— EXTRAIT DU TEXTE —
════════════════════

Samedi 10 mars 2007 à 21:48



Dixième (et dernier) épisode

Les naufragés, nus, défaits, ne pouvaient détacher leurs regards de cette splendeur. Seul Blogdown s'étonnait du grand silence... Certes, le vent soufflait de la mer et soufflait fort, mais la ville était si vaste et si proche…

Ils parvinrent au pied du grand mur qui soutenait le boulevard, cinq ou six mètres plus haut. Ils s'engagèrent sur un escalier dont les marches étaient couvertes de sable.

Le boulevard apparut, démesuré, mais silencieux, encombré de sable, de branches mortes et de gravats. Quelques voitures traînaient, rouillées et poussiéreuse.
Ils pénétrèrent dans la ville. La rue était jonchée de débris de verre, de meubles brisés, de livres, de tissus maculés de boue, de bibelots abandonnés.
La ville était complètement déserte. A part les papiers qui volaient et les fenêtres qui battaient aux étages, rien ne bougeait, rien, sinon peut-être au loin ces vagues grises, indistinctes, qui ondoyaient sur les trottoirs...
Le vent tomba et aussitôt une indescriptible odeur de mort saisit les arrivants.

Pauvres habitants de l'île Monde ! pauvres imbéciles ! Avec leur petit progrès à la con, leur bricolage infantile et leur naïveté, ils étaient perdus d'avance ! Incapables de rivaliser avec le vrai Progrès, le Progrès en grand, la vraie montée en puissance de l'humanité, ils arrivaient bien trop tard : dans le monde, le vrai, tout était joué et bien joué. Quelques années plus tôt, l'espèce humaine s'était évaporée dans une de ces splendides explosions dont elle avait le secret.

Fin du monde ? Certainement pas. Le grand mouvement de la vie ne s'embarrasse pas de si minuscules détails. Les hommes avaient disparu, certes, avec leur technique, leur science, leurs croyances absurdes et leurs querelles ; mais leurs cités, leurs prestigieuses mégalopoles, étaient devenues le domaine des rats qui s'y trouvaient à l'aise.

════════════════════

— LIGNES DE DONNÉES —

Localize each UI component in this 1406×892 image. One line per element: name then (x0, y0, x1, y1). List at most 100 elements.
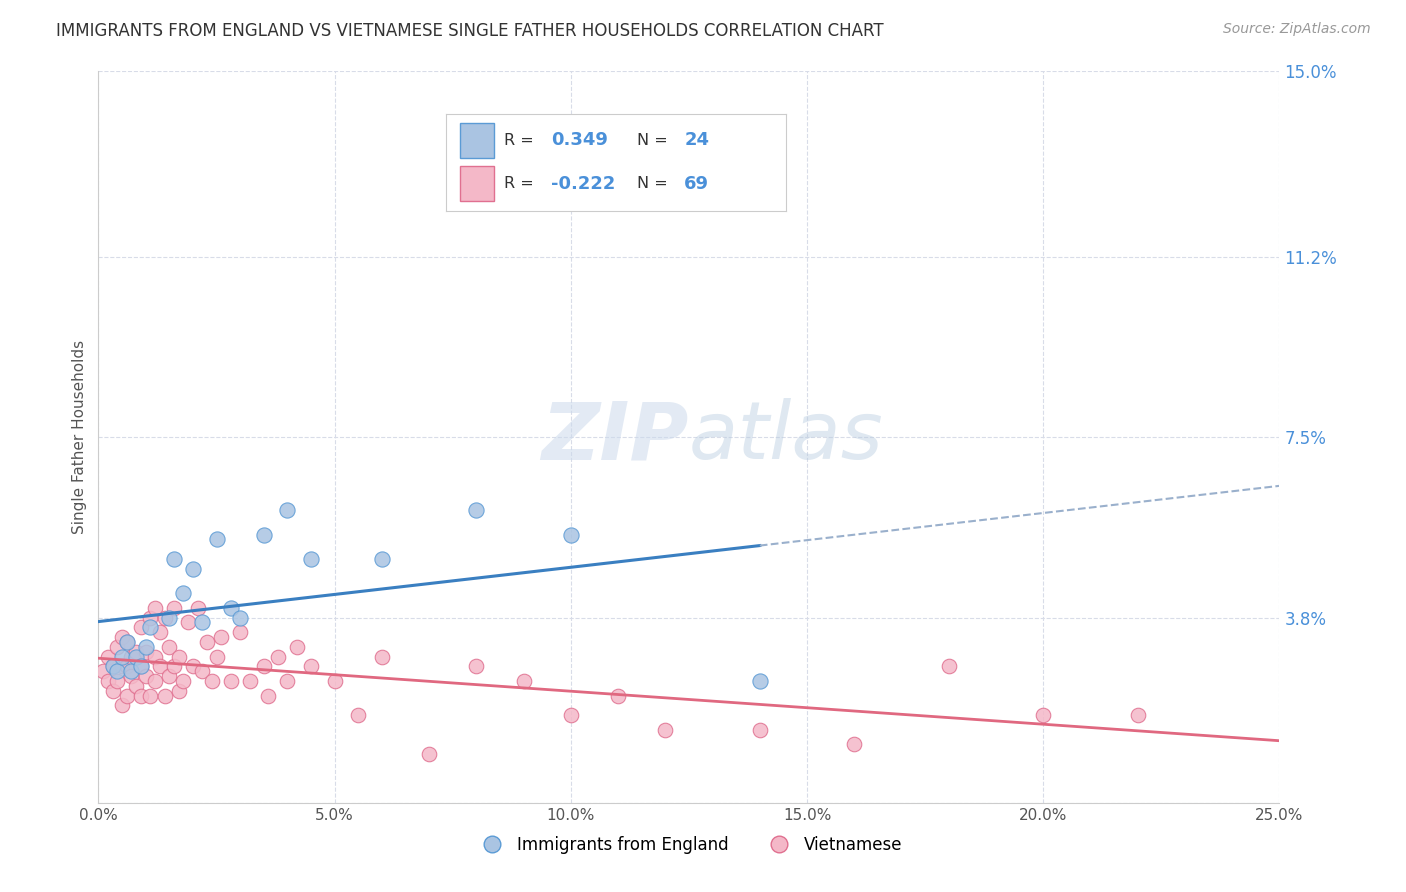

════════════════════

— CONSIGNE —
Réécrivez plus brièvement le paragraphe de l'extrait qui commence par « Pauvres habitants de l'île Monde » en conservant ses faits essentiels. Seul l'extrait doit servir de source.

— RÉPONSE —
Avec leur modeste progrès, leur bricolage infantile et leur naïveté, les habitants de l'île Monde étaient perdus d'avance. Incapables de rivaliser avec le véritable Progrès de l'humanité, ils arrivaient bien trop tard, car tout était déjà joué : quelques années plus tôt, l'espèce humaine avait disparu dans une explosion.